- **GOAL OF THE EXERCISE**
Using the records below, locate all lines containing "Layout" and return them.

- **MATERIAL PROVIDED**
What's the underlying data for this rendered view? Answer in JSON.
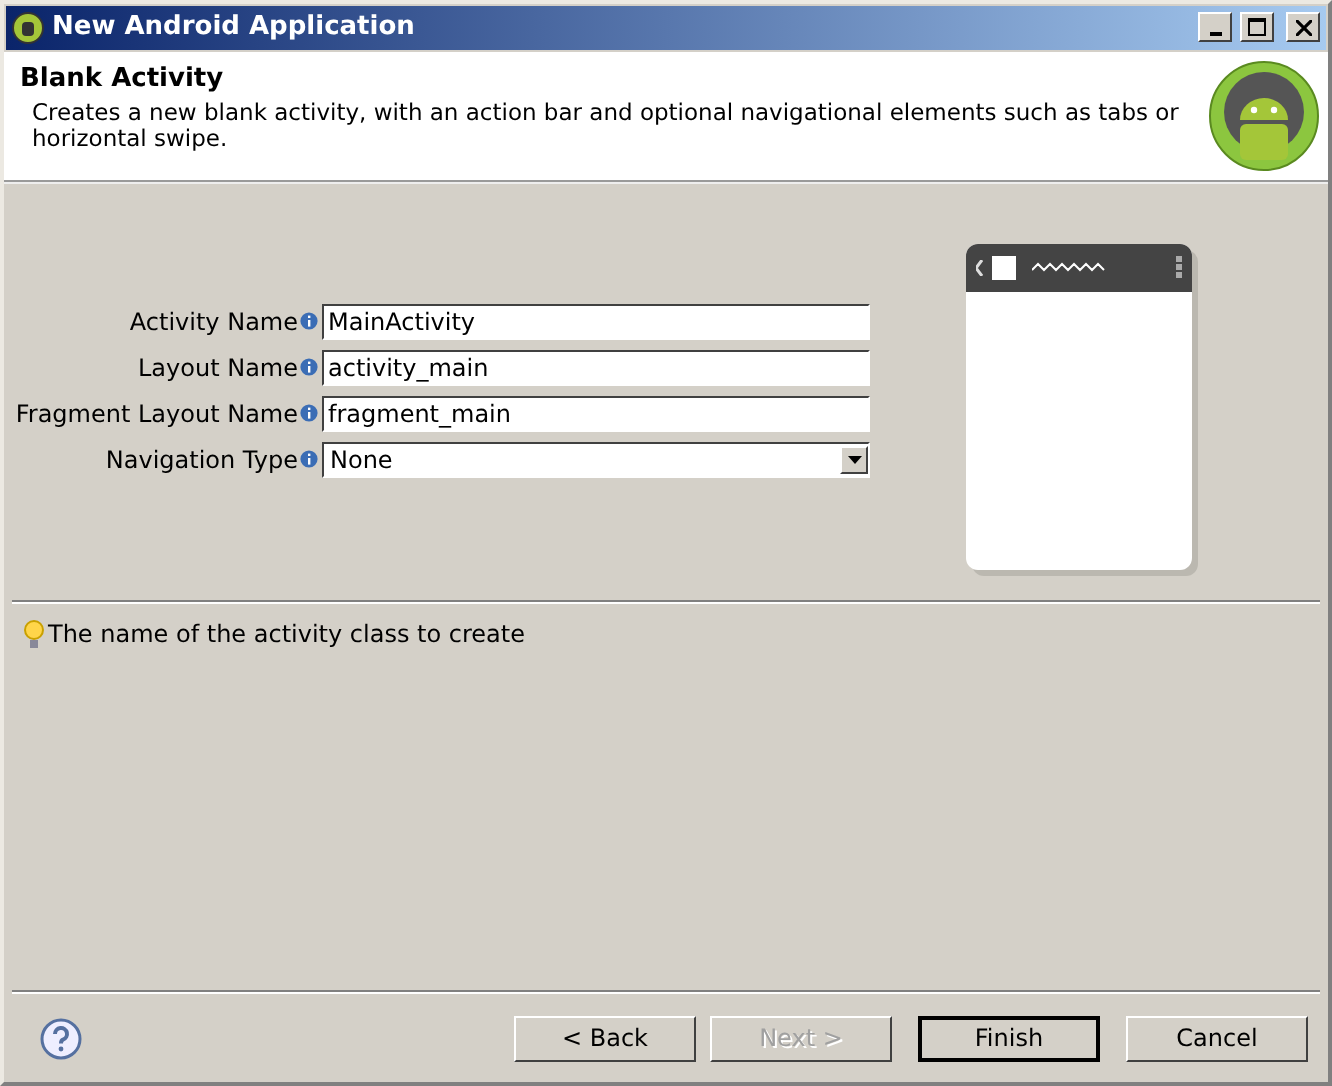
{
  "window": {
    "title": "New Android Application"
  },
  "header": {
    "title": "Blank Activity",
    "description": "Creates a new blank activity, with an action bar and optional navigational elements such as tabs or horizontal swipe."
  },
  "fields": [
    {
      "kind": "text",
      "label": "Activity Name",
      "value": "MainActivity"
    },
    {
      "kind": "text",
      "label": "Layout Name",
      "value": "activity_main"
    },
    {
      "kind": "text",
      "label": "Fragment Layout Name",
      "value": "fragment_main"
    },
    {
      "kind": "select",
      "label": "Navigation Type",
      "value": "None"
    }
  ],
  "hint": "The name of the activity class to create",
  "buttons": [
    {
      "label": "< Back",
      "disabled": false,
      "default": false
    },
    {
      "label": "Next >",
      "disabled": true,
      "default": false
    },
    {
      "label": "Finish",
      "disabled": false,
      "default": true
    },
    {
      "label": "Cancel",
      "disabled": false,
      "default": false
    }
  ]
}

- **ANSWER TO THE TASK**
      "label": "Layout Name",
      "label": "Fragment Layout Name",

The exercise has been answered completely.